TASK:
In the records that follow, locate every line with "ylabel" and extract it.

INPUT RECORDS:
........

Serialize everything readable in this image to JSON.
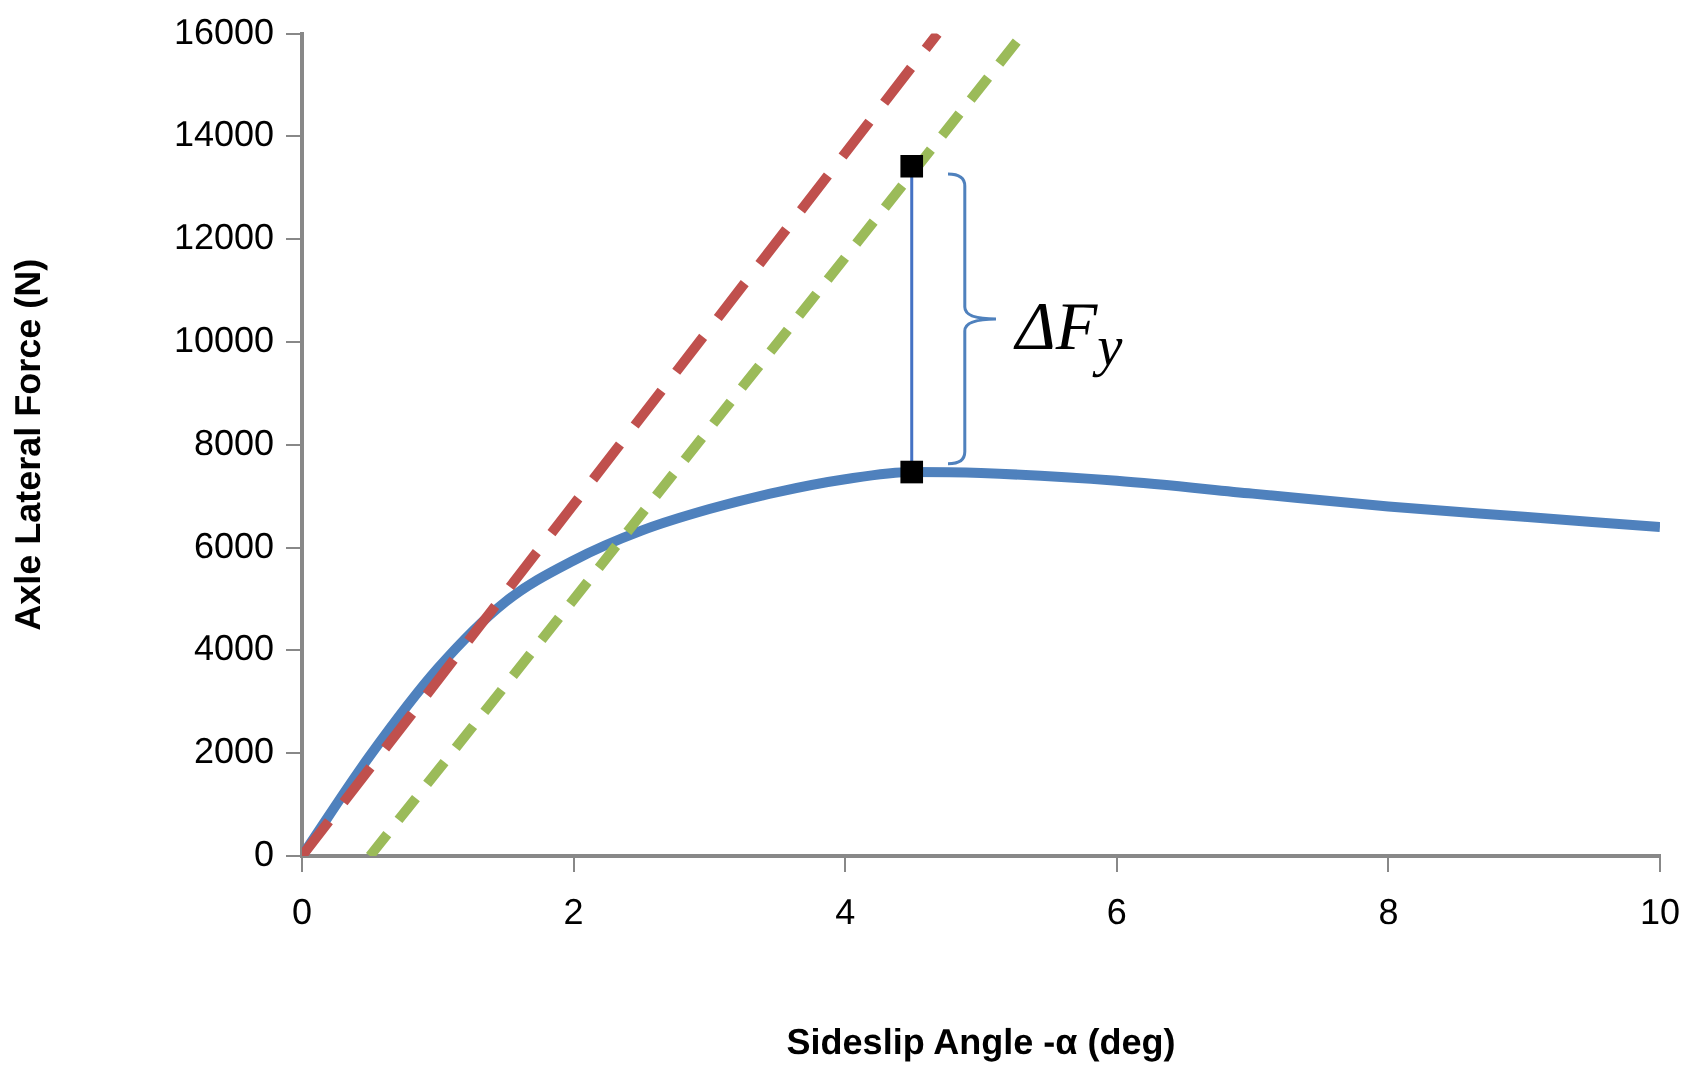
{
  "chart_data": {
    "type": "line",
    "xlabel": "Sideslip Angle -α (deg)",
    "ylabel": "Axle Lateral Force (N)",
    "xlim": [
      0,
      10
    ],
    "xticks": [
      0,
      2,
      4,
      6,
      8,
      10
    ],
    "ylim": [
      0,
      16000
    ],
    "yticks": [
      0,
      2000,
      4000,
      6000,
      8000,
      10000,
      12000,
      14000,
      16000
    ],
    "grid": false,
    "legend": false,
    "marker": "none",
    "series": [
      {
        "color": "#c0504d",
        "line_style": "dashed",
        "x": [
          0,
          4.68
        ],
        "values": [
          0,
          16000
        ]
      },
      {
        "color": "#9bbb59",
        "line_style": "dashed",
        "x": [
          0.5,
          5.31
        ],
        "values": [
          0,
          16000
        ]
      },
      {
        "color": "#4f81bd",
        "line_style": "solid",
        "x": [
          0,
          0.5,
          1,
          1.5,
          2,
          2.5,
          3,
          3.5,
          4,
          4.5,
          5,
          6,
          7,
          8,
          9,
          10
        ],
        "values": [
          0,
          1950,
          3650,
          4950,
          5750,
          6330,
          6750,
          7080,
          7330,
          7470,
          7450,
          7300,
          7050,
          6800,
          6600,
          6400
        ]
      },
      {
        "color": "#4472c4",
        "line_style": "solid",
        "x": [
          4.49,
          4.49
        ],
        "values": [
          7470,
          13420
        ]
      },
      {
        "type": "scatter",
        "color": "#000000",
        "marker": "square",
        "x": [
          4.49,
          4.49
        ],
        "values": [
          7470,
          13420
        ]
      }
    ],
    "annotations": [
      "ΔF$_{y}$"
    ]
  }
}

........

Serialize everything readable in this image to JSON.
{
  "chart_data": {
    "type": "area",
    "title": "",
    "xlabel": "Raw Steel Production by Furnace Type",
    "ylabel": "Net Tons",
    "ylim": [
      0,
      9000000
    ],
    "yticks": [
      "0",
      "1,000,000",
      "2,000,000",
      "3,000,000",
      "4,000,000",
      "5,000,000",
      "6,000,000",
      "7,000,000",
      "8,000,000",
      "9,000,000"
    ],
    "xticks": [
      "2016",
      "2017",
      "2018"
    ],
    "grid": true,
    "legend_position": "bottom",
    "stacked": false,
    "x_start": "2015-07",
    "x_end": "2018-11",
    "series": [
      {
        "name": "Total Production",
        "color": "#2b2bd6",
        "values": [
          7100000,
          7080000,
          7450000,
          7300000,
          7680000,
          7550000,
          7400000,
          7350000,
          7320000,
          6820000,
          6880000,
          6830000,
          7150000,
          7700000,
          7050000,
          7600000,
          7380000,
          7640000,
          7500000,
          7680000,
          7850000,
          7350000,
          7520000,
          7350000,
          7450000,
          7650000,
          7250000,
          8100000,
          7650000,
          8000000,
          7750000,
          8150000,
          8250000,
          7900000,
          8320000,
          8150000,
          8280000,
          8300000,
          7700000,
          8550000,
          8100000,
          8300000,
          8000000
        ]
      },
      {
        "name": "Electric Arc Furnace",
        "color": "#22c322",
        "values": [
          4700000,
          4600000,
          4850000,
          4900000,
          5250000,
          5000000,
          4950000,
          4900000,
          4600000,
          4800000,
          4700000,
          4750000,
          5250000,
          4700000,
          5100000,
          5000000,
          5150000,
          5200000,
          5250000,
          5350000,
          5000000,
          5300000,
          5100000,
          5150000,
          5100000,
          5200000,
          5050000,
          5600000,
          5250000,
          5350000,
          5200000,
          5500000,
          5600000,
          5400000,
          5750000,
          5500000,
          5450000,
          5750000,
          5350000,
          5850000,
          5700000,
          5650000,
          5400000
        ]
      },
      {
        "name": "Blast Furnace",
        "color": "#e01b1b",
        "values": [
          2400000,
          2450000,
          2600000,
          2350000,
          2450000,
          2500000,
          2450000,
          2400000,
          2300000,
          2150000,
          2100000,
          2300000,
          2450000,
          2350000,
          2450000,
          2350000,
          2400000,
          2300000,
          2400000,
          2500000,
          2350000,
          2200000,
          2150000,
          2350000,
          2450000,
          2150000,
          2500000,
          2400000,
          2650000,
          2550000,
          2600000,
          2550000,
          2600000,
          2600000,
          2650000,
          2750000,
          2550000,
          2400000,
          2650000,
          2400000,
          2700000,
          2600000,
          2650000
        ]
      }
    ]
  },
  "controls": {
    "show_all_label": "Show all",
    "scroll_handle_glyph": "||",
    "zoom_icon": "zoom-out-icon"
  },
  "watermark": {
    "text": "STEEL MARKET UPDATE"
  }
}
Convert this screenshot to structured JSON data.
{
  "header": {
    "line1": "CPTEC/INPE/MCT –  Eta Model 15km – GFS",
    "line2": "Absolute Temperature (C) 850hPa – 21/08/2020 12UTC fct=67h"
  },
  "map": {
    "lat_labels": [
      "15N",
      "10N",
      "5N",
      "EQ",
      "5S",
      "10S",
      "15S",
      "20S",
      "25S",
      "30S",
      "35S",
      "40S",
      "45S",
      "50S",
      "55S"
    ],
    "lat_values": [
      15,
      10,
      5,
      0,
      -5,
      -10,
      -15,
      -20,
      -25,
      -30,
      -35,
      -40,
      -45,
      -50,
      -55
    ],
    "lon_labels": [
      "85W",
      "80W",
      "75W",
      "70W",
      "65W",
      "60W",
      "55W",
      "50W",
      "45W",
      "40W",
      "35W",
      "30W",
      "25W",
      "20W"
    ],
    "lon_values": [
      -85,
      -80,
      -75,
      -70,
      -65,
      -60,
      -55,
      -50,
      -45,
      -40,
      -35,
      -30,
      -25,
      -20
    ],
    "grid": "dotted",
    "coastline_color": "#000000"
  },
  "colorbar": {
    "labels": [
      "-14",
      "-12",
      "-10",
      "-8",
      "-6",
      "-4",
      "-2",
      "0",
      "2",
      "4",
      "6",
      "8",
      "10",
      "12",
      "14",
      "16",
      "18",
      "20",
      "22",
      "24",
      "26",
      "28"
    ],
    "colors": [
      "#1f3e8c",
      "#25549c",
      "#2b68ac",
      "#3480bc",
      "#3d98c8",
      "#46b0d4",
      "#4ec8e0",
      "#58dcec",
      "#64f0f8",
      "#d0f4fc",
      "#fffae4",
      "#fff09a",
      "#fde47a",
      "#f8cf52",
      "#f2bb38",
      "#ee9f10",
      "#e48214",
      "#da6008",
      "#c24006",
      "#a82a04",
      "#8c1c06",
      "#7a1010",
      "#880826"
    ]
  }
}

........

WRITTEN RESPONSE:
    "ylabel": "Axle Lateral Force (N)",
    "ylabel": "Net Tons",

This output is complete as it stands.